Copy the data that follows exactly. Include no pictures.
# Task input start
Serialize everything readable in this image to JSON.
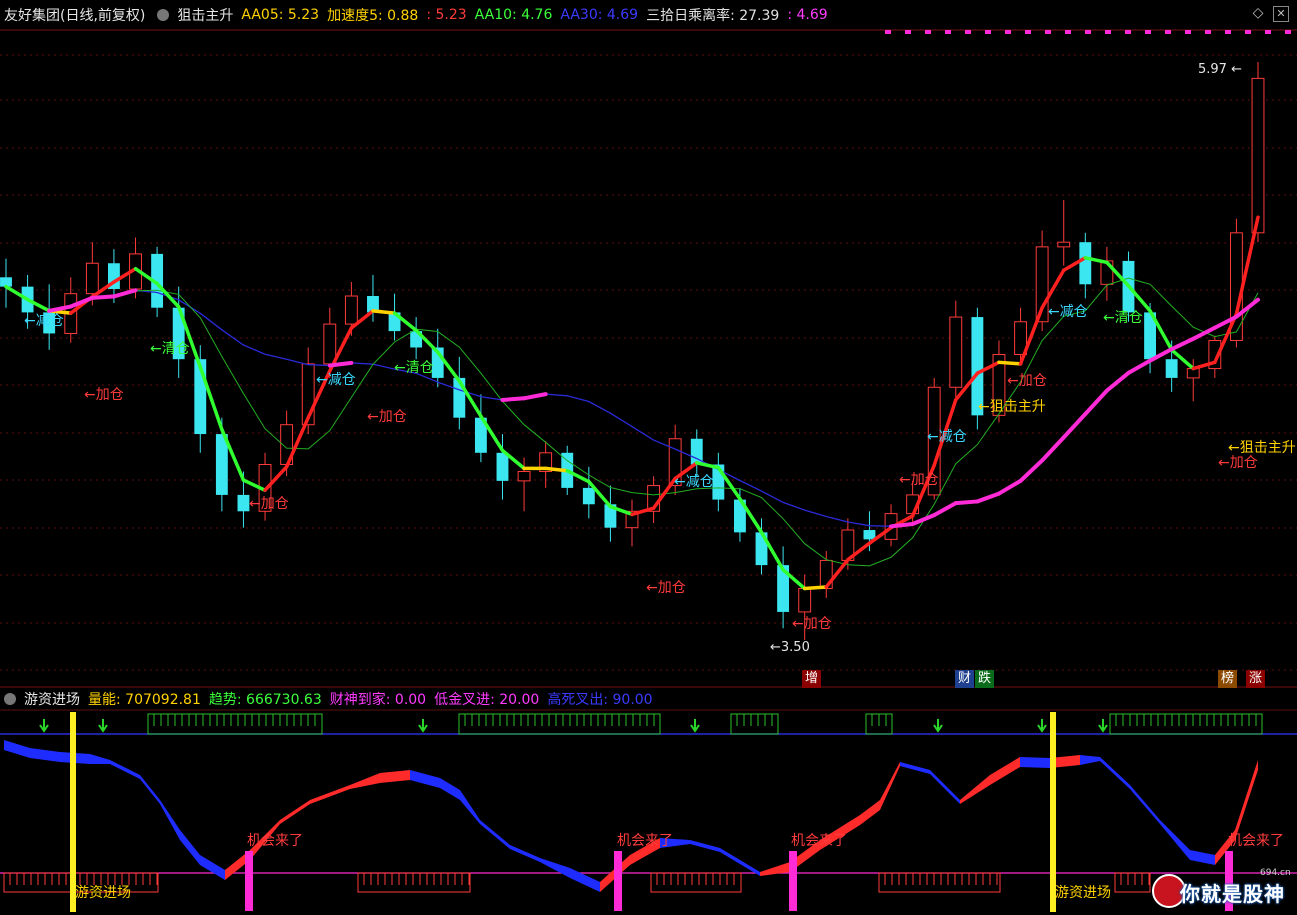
{
  "header": {
    "security_name": "友好集团(日线,前复权)",
    "indicator_name": "狙击主升",
    "items": [
      {
        "label": "AA05: 5.23",
        "color": "#ffd200"
      },
      {
        "label": "加速度5: 0.88",
        "color": "#ffd200"
      },
      {
        "label": ": 5.23",
        "color": "#ff3b3b"
      },
      {
        "label": "AA10: 4.76",
        "color": "#3bff3b"
      },
      {
        "label": "AA30: 4.69",
        "color": "#3b3bff"
      },
      {
        "label": "三拾日乘离率: 27.39",
        "color": "#e0e0e0"
      },
      {
        "label": ": 4.69",
        "color": "#ff3bff"
      }
    ]
  },
  "main_chart": {
    "high_label": "5.97",
    "low_label": "3.50",
    "annotations": [
      {
        "text": "←减仓",
        "color": "#3bd9ff"
      },
      {
        "text": "←清仓",
        "color": "#3bff3b"
      },
      {
        "text": "←加仓",
        "color": "#ff3b3b"
      },
      {
        "text": "←减仓",
        "color": "#3bd9ff"
      },
      {
        "text": "←清仓",
        "color": "#3bff3b"
      },
      {
        "text": "←加仓",
        "color": "#ff3b3b"
      },
      {
        "text": "←加仓",
        "color": "#ff3b3b"
      },
      {
        "text": "←减仓",
        "color": "#3bd9ff"
      },
      {
        "text": "←加仓",
        "color": "#ff3b3b"
      },
      {
        "text": "←加仓",
        "color": "#ff3b3b"
      },
      {
        "text": "←减仓",
        "color": "#3bd9ff"
      },
      {
        "text": "←加仓",
        "color": "#ff3b3b"
      },
      {
        "text": "←狙击主升",
        "color": "#ffd200"
      },
      {
        "text": "←减仓",
        "color": "#3bd9ff"
      },
      {
        "text": "←加仓",
        "color": "#ff3b3b"
      },
      {
        "text": "←清仓",
        "color": "#3bff3b"
      },
      {
        "text": "←狙击主升",
        "color": "#ffd200"
      },
      {
        "text": "←加仓",
        "color": "#ff3b3b"
      }
    ],
    "event_chips": [
      {
        "text": "增",
        "bg": "#8b0000"
      },
      {
        "text": "财",
        "bg": "#1f3f8f"
      },
      {
        "text": "跌",
        "bg": "#0a6b1a"
      },
      {
        "text": "榜",
        "bg": "#8b4a00"
      },
      {
        "text": "涨",
        "bg": "#8b0000"
      }
    ]
  },
  "sub_chart": {
    "title": "游资进场",
    "items": [
      {
        "label": "量能: 707092.81",
        "color": "#ffd200"
      },
      {
        "label": "趋势: 666730.63",
        "color": "#3bff3b"
      },
      {
        "label": "财神到家: 0.00",
        "color": "#ff3bff"
      },
      {
        "label": "低金叉进: 20.00",
        "color": "#ff3bff"
      },
      {
        "label": "高死叉出: 90.00",
        "color": "#3b3bff"
      }
    ],
    "signals": [
      {
        "text": "游资进场",
        "color": "#ffd200"
      },
      {
        "text": "机会来了",
        "color": "#ff3b3b"
      },
      {
        "text": "机会来了",
        "color": "#ff3b3b"
      },
      {
        "text": "机会来了",
        "color": "#ff3b3b"
      },
      {
        "text": "游资进场",
        "color": "#ffd200"
      },
      {
        "text": "机会来了",
        "color": "#ff3b3b"
      }
    ]
  },
  "watermark": {
    "text": "你就是股神",
    "url": "694.cn"
  },
  "chart_data": {
    "type": "candlestick",
    "price_axis": {
      "low": 3.5,
      "high": 5.97
    },
    "candles": [
      [
        5.05,
        5.13,
        4.92,
        5.01
      ],
      [
        5.01,
        5.06,
        4.83,
        4.9
      ],
      [
        4.9,
        5.02,
        4.74,
        4.81
      ],
      [
        4.81,
        5.05,
        4.77,
        4.98
      ],
      [
        4.98,
        5.2,
        4.93,
        5.11
      ],
      [
        5.11,
        5.17,
        4.94,
        5.0
      ],
      [
        5.0,
        5.22,
        4.96,
        5.15
      ],
      [
        5.15,
        5.18,
        4.88,
        4.92
      ],
      [
        4.92,
        5.01,
        4.62,
        4.7
      ],
      [
        4.7,
        4.76,
        4.3,
        4.38
      ],
      [
        4.38,
        4.45,
        4.05,
        4.12
      ],
      [
        4.12,
        4.22,
        3.98,
        4.05
      ],
      [
        4.05,
        4.3,
        4.01,
        4.25
      ],
      [
        4.25,
        4.48,
        4.2,
        4.42
      ],
      [
        4.42,
        4.75,
        4.38,
        4.68
      ],
      [
        4.68,
        4.92,
        4.62,
        4.85
      ],
      [
        4.85,
        5.03,
        4.8,
        4.97
      ],
      [
        4.97,
        5.06,
        4.86,
        4.9
      ],
      [
        4.9,
        4.98,
        4.78,
        4.82
      ],
      [
        4.82,
        4.88,
        4.7,
        4.75
      ],
      [
        4.75,
        4.83,
        4.58,
        4.62
      ],
      [
        4.62,
        4.71,
        4.4,
        4.45
      ],
      [
        4.45,
        4.55,
        4.26,
        4.3
      ],
      [
        4.3,
        4.38,
        4.1,
        4.18
      ],
      [
        4.18,
        4.28,
        4.05,
        4.22
      ],
      [
        4.22,
        4.35,
        4.15,
        4.3
      ],
      [
        4.3,
        4.33,
        4.12,
        4.15
      ],
      [
        4.15,
        4.24,
        4.02,
        4.08
      ],
      [
        4.08,
        4.16,
        3.92,
        3.98
      ],
      [
        3.98,
        4.1,
        3.9,
        4.05
      ],
      [
        4.05,
        4.2,
        4.0,
        4.16
      ],
      [
        4.16,
        4.42,
        4.12,
        4.36
      ],
      [
        4.36,
        4.4,
        4.2,
        4.25
      ],
      [
        4.25,
        4.3,
        4.05,
        4.1
      ],
      [
        4.1,
        4.15,
        3.92,
        3.96
      ],
      [
        3.96,
        4.02,
        3.78,
        3.82
      ],
      [
        3.82,
        3.9,
        3.55,
        3.62
      ],
      [
        3.62,
        3.78,
        3.5,
        3.72
      ],
      [
        3.72,
        3.88,
        3.68,
        3.84
      ],
      [
        3.84,
        4.02,
        3.8,
        3.97
      ],
      [
        3.97,
        4.05,
        3.88,
        3.93
      ],
      [
        3.93,
        4.08,
        3.9,
        4.04
      ],
      [
        4.04,
        4.18,
        4.0,
        4.12
      ],
      [
        4.12,
        4.62,
        4.1,
        4.58
      ],
      [
        4.58,
        4.95,
        4.52,
        4.88
      ],
      [
        4.88,
        4.92,
        4.4,
        4.46
      ],
      [
        4.46,
        4.78,
        4.43,
        4.72
      ],
      [
        4.72,
        4.92,
        4.68,
        4.86
      ],
      [
        4.86,
        5.25,
        4.82,
        5.18
      ],
      [
        5.18,
        5.38,
        5.1,
        5.2
      ],
      [
        5.2,
        5.24,
        4.96,
        5.02
      ],
      [
        5.02,
        5.18,
        4.95,
        5.12
      ],
      [
        5.12,
        5.16,
        4.86,
        4.9
      ],
      [
        4.9,
        4.94,
        4.64,
        4.7
      ],
      [
        4.7,
        4.78,
        4.56,
        4.62
      ],
      [
        4.62,
        4.7,
        4.52,
        4.66
      ],
      [
        4.66,
        4.8,
        4.62,
        4.78
      ],
      [
        4.78,
        5.3,
        4.75,
        5.24
      ],
      [
        5.24,
        5.97,
        5.2,
        5.9
      ]
    ]
  }
}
# Task input end
== Full response ==
Serialize everything readable in this image to JSON.
{
  "header": {
    "security_name": "友好集团(日线,前复权)",
    "indicator_name": "狙击主升",
    "items": [
      {
        "label": "AA05: 5.23",
        "color": "#ffd200"
      },
      {
        "label": "加速度5: 0.88",
        "color": "#ffd200"
      },
      {
        "label": ": 5.23",
        "color": "#ff3b3b"
      },
      {
        "label": "AA10: 4.76",
        "color": "#3bff3b"
      },
      {
        "label": "AA30: 4.69",
        "color": "#3b3bff"
      },
      {
        "label": "三拾日乘离率: 27.39",
        "color": "#e0e0e0"
      },
      {
        "label": ": 4.69",
        "color": "#ff3bff"
      }
    ]
  },
  "main_chart": {
    "high_label": "5.97",
    "low_label": "3.50",
    "annotations": [
      {
        "text": "←减仓",
        "color": "#3bd9ff"
      },
      {
        "text": "←清仓",
        "color": "#3bff3b"
      },
      {
        "text": "←加仓",
        "color": "#ff3b3b"
      },
      {
        "text": "←减仓",
        "color": "#3bd9ff"
      },
      {
        "text": "←清仓",
        "color": "#3bff3b"
      },
      {
        "text": "←加仓",
        "color": "#ff3b3b"
      },
      {
        "text": "←加仓",
        "color": "#ff3b3b"
      },
      {
        "text": "←减仓",
        "color": "#3bd9ff"
      },
      {
        "text": "←加仓",
        "color": "#ff3b3b"
      },
      {
        "text": "←加仓",
        "color": "#ff3b3b"
      },
      {
        "text": "←减仓",
        "color": "#3bd9ff"
      },
      {
        "text": "←加仓",
        "color": "#ff3b3b"
      },
      {
        "text": "←狙击主升",
        "color": "#ffd200"
      },
      {
        "text": "←减仓",
        "color": "#3bd9ff"
      },
      {
        "text": "←加仓",
        "color": "#ff3b3b"
      },
      {
        "text": "←清仓",
        "color": "#3bff3b"
      },
      {
        "text": "←狙击主升",
        "color": "#ffd200"
      },
      {
        "text": "←加仓",
        "color": "#ff3b3b"
      }
    ],
    "event_chips": [
      {
        "text": "增",
        "bg": "#8b0000"
      },
      {
        "text": "财",
        "bg": "#1f3f8f"
      },
      {
        "text": "跌",
        "bg": "#0a6b1a"
      },
      {
        "text": "榜",
        "bg": "#8b4a00"
      },
      {
        "text": "涨",
        "bg": "#8b0000"
      }
    ]
  },
  "sub_chart": {
    "title": "游资进场",
    "items": [
      {
        "label": "量能: 707092.81",
        "color": "#ffd200"
      },
      {
        "label": "趋势: 666730.63",
        "color": "#3bff3b"
      },
      {
        "label": "财神到家: 0.00",
        "color": "#ff3bff"
      },
      {
        "label": "低金叉进: 20.00",
        "color": "#ff3bff"
      },
      {
        "label": "高死叉出: 90.00",
        "color": "#3b3bff"
      }
    ],
    "signals": [
      {
        "text": "游资进场",
        "color": "#ffd200"
      },
      {
        "text": "机会来了",
        "color": "#ff3b3b"
      },
      {
        "text": "机会来了",
        "color": "#ff3b3b"
      },
      {
        "text": "机会来了",
        "color": "#ff3b3b"
      },
      {
        "text": "游资进场",
        "color": "#ffd200"
      },
      {
        "text": "机会来了",
        "color": "#ff3b3b"
      }
    ]
  },
  "watermark": {
    "text": "你就是股神",
    "url": "694.cn"
  },
  "chart_data": {
    "type": "candlestick",
    "price_axis": {
      "low": 3.5,
      "high": 5.97
    },
    "candles": [
      [
        5.05,
        5.13,
        4.92,
        5.01
      ],
      [
        5.01,
        5.06,
        4.83,
        4.9
      ],
      [
        4.9,
        5.02,
        4.74,
        4.81
      ],
      [
        4.81,
        5.05,
        4.77,
        4.98
      ],
      [
        4.98,
        5.2,
        4.93,
        5.11
      ],
      [
        5.11,
        5.17,
        4.94,
        5.0
      ],
      [
        5.0,
        5.22,
        4.96,
        5.15
      ],
      [
        5.15,
        5.18,
        4.88,
        4.92
      ],
      [
        4.92,
        5.01,
        4.62,
        4.7
      ],
      [
        4.7,
        4.76,
        4.3,
        4.38
      ],
      [
        4.38,
        4.45,
        4.05,
        4.12
      ],
      [
        4.12,
        4.22,
        3.98,
        4.05
      ],
      [
        4.05,
        4.3,
        4.01,
        4.25
      ],
      [
        4.25,
        4.48,
        4.2,
        4.42
      ],
      [
        4.42,
        4.75,
        4.38,
        4.68
      ],
      [
        4.68,
        4.92,
        4.62,
        4.85
      ],
      [
        4.85,
        5.03,
        4.8,
        4.97
      ],
      [
        4.97,
        5.06,
        4.86,
        4.9
      ],
      [
        4.9,
        4.98,
        4.78,
        4.82
      ],
      [
        4.82,
        4.88,
        4.7,
        4.75
      ],
      [
        4.75,
        4.83,
        4.58,
        4.62
      ],
      [
        4.62,
        4.71,
        4.4,
        4.45
      ],
      [
        4.45,
        4.55,
        4.26,
        4.3
      ],
      [
        4.3,
        4.38,
        4.1,
        4.18
      ],
      [
        4.18,
        4.28,
        4.05,
        4.22
      ],
      [
        4.22,
        4.35,
        4.15,
        4.3
      ],
      [
        4.3,
        4.33,
        4.12,
        4.15
      ],
      [
        4.15,
        4.24,
        4.02,
        4.08
      ],
      [
        4.08,
        4.16,
        3.92,
        3.98
      ],
      [
        3.98,
        4.1,
        3.9,
        4.05
      ],
      [
        4.05,
        4.2,
        4.0,
        4.16
      ],
      [
        4.16,
        4.42,
        4.12,
        4.36
      ],
      [
        4.36,
        4.4,
        4.2,
        4.25
      ],
      [
        4.25,
        4.3,
        4.05,
        4.1
      ],
      [
        4.1,
        4.15,
        3.92,
        3.96
      ],
      [
        3.96,
        4.02,
        3.78,
        3.82
      ],
      [
        3.82,
        3.9,
        3.55,
        3.62
      ],
      [
        3.62,
        3.78,
        3.5,
        3.72
      ],
      [
        3.72,
        3.88,
        3.68,
        3.84
      ],
      [
        3.84,
        4.02,
        3.8,
        3.97
      ],
      [
        3.97,
        4.05,
        3.88,
        3.93
      ],
      [
        3.93,
        4.08,
        3.9,
        4.04
      ],
      [
        4.04,
        4.18,
        4.0,
        4.12
      ],
      [
        4.12,
        4.62,
        4.1,
        4.58
      ],
      [
        4.58,
        4.95,
        4.52,
        4.88
      ],
      [
        4.88,
        4.92,
        4.4,
        4.46
      ],
      [
        4.46,
        4.78,
        4.43,
        4.72
      ],
      [
        4.72,
        4.92,
        4.68,
        4.86
      ],
      [
        4.86,
        5.25,
        4.82,
        5.18
      ],
      [
        5.18,
        5.38,
        5.1,
        5.2
      ],
      [
        5.2,
        5.24,
        4.96,
        5.02
      ],
      [
        5.02,
        5.18,
        4.95,
        5.12
      ],
      [
        5.12,
        5.16,
        4.86,
        4.9
      ],
      [
        4.9,
        4.94,
        4.64,
        4.7
      ],
      [
        4.7,
        4.78,
        4.56,
        4.62
      ],
      [
        4.62,
        4.7,
        4.52,
        4.66
      ],
      [
        4.66,
        4.8,
        4.62,
        4.78
      ],
      [
        4.78,
        5.3,
        4.75,
        5.24
      ],
      [
        5.24,
        5.97,
        5.2,
        5.9
      ]
    ]
  }
}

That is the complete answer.